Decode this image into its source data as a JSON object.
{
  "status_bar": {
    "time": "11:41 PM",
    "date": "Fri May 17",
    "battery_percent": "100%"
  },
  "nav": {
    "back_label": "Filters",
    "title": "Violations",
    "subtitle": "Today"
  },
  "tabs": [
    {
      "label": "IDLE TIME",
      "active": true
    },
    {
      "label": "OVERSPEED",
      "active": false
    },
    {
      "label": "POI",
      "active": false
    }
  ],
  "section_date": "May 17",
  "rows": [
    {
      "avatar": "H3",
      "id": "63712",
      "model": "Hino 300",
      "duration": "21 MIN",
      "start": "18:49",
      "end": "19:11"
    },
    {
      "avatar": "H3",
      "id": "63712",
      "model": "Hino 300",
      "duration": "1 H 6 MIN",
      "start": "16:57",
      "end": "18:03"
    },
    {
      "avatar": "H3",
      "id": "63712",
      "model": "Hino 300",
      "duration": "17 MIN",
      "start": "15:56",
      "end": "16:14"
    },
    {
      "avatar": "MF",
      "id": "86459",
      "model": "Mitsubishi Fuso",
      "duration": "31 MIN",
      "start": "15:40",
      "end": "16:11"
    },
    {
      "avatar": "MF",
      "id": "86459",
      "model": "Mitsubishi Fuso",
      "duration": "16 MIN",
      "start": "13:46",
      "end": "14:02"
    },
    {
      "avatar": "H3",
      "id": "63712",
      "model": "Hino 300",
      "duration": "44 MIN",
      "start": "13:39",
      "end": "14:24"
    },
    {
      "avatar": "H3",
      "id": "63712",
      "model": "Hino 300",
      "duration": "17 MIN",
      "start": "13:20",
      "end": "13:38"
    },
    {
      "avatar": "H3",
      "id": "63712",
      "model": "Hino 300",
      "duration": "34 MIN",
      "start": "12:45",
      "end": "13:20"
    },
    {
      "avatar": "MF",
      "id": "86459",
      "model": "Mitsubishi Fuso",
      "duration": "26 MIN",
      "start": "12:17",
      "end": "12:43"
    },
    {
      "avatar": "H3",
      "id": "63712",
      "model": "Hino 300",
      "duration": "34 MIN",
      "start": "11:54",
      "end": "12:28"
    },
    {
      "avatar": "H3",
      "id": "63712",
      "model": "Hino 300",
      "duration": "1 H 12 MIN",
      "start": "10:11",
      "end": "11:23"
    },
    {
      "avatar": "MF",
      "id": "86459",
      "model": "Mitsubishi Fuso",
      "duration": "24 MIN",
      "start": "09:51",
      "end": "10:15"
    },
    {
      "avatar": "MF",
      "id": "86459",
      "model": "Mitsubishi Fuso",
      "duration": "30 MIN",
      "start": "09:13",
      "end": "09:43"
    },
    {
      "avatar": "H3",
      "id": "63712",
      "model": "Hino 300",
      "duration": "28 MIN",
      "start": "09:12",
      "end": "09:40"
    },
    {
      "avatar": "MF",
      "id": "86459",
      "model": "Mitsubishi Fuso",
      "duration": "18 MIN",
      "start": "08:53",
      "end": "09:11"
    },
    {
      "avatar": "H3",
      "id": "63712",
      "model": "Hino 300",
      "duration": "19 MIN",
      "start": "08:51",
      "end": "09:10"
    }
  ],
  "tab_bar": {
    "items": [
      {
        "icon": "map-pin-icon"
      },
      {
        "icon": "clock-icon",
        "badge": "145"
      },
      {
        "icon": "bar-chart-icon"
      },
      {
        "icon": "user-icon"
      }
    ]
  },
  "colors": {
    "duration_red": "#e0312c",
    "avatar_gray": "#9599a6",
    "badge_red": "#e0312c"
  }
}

■ ■ ■

- [Short task] Check each line above for the string "icon" and report how many lines have it, giving only the number.

- [Solution] 4